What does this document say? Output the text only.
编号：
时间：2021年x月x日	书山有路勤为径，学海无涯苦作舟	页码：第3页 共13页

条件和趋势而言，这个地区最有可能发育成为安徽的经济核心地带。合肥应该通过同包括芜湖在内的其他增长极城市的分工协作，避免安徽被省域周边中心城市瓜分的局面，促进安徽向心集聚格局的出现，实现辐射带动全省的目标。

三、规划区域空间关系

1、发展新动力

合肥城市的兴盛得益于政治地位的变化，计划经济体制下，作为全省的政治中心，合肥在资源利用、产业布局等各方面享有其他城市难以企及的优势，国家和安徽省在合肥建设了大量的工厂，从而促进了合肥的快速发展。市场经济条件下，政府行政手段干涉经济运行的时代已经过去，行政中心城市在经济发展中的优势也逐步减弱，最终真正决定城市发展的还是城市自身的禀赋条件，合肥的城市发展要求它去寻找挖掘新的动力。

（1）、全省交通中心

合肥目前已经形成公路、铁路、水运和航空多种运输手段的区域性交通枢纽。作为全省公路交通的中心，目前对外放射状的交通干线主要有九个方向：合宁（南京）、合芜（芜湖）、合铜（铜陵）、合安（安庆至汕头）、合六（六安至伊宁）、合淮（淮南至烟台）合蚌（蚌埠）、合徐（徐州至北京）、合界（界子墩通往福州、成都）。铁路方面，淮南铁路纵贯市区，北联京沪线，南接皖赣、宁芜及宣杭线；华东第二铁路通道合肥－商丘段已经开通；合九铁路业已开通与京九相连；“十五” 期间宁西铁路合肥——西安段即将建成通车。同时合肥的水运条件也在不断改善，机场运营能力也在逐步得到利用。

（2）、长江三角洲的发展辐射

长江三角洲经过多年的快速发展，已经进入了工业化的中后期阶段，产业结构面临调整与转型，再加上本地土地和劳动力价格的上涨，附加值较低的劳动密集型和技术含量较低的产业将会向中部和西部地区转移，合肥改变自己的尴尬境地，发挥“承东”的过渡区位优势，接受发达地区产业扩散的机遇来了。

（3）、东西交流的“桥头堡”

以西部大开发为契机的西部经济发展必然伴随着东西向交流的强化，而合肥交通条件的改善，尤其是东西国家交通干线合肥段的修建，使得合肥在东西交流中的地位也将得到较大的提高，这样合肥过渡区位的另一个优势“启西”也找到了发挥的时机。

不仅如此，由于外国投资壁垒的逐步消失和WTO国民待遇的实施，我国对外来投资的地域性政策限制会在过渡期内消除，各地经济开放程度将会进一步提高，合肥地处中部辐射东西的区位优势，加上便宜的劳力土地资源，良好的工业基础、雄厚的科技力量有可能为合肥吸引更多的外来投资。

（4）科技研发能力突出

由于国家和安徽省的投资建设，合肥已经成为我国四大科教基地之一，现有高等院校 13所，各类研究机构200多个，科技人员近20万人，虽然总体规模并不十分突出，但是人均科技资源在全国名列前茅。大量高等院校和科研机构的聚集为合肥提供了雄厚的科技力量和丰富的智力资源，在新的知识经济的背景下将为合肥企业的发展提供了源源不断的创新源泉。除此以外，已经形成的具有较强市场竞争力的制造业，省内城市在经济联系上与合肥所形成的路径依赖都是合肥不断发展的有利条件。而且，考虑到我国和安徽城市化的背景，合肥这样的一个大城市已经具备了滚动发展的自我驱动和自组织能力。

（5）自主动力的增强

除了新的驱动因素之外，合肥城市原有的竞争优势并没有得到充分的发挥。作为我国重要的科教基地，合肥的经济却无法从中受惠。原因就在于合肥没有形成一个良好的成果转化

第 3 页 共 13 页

•••••

Repeat the entries exactly, all of them.

What does this document say? Output the text only.
编号：
时间：2021年x月x日	书山有路勤为径，学海无涯苦作舟	页码：第3页 共13页

条件和趋势而言，这个地区最有可能发育成为安徽的经济核心地带。合肥应该通过同包括芜湖在内的其他增长极城市的分工协作，避免安徽被省域周边中心城市瓜分的局面，促进安徽向心集聚格局的出现，实现辐射带动全省的目标。

三、规划区域空间关系

1、发展新动力

合肥城市的兴盛得益于政治地位的变化，计划经济体制下，作为全省的政治中心，合肥在资源利用、产业布局等各方面享有其他城市难以企及的优势，国家和安徽省在合肥建设了大量的工厂，从而促进了合肥的快速发展。市场经济条件下，政府行政手段干涉经济运行的时代已经过去，行政中心城市在经济发展中的优势也逐步减弱，最终真正决定城市发展的还是城市自身的禀赋条件，合肥的城市发展要求它去寻找挖掘新的动力。

（1）、全省交通中心

合肥目前已经形成公路、铁路、水运和航空多种运输手段的区域性交通枢纽。作为全省公路交通的中心，目前对外放射状的交通干线主要有九个方向：合宁（南京）、合芜（芜湖）、合铜（铜陵）、合安（安庆至汕头）、合六（六安至伊宁）、合淮（淮南至烟台）合蚌（蚌埠）、合徐（徐州至北京）、合界（界子墩通往福州、成都）。铁路方面，淮南铁路纵贯市区，北联京沪线，南接皖赣、宁芜及宣杭线；华东第二铁路通道合肥－商丘段已经开通；合九铁路业已开通与京九相连；“十五” 期间宁西铁路合肥——西安段即将建成通车。同时合肥的水运条件也在不断改善，机场运营能力也在逐步得到利用。

（2）、长江三角洲的发展辐射

长江三角洲经过多年的快速发展，已经进入了工业化的中后期阶段，产业结构面临调整与转型，再加上本地土地和劳动力价格的上涨，附加值较低的劳动密集型和技术含量较低的产业将会向中部和西部地区转移，合肥改变自己的尴尬境地，发挥“承东”的过渡区位优势，接受发达地区产业扩散的机遇来了。

（3）、东西交流的“桥头堡”

以西部大开发为契机的西部经济发展必然伴随着东西向交流的强化，而合肥交通条件的改善，尤其是东西国家交通干线合肥段的修建，使得合肥在东西交流中的地位也将得到较大的提高，这样合肥过渡区位的另一个优势“启西”也找到了发挥的时机。

不仅如此，由于外国投资壁垒的逐步消失和WTO国民待遇的实施，我国对外来投资的地域性政策限制会在过渡期内消除，各地经济开放程度将会进一步提高，合肥地处中部辐射东西的区位优势，加上便宜的劳力土地资源，良好的工业基础、雄厚的科技力量有可能为合肥吸引更多的外来投资。

（4）科技研发能力突出

由于国家和安徽省的投资建设，合肥已经成为我国四大科教基地之一，现有高等院校 13所，各类研究机构200多个，科技人员近20万人，虽然总体规模并不十分突出，但是人均科技资源在全国名列前茅。大量高等院校和科研机构的聚集为合肥提供了雄厚的科技力量和丰富的智力资源，在新的知识经济的背景下将为合肥企业的发展提供了源源不断的创新源泉。除此以外，已经形成的具有较强市场竞争力的制造业，省内城市在经济联系上与合肥所形成的路径依赖都是合肥不断发展的有利条件。而且，考虑到我国和安徽城市化的背景，合肥这样的一个大城市已经具备了滚动发展的自我驱动和自组织能力。

（5）自主动力的增强

除了新的驱动因素之外，合肥城市原有的竞争优势并没有得到充分的发挥。作为我国重要的科教基地，合肥的经济却无法从中受惠。原因就在于合肥没有形成一个良好的成果转化

第 3 页 共 13 页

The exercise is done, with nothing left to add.